[A run of records]
** start **

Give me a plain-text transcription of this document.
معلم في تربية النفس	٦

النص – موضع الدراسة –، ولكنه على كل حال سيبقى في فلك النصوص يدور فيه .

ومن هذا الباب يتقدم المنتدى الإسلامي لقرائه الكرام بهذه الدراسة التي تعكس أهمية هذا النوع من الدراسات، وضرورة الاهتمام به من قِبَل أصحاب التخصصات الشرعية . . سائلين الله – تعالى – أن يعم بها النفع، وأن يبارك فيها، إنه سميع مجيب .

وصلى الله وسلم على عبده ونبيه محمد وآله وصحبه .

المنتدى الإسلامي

** end **

YOUR OBJECTIVE:
Tally the lines of the material above that contain the word "المنتدى" and report the total alone.

WRITTEN ANSWER:
2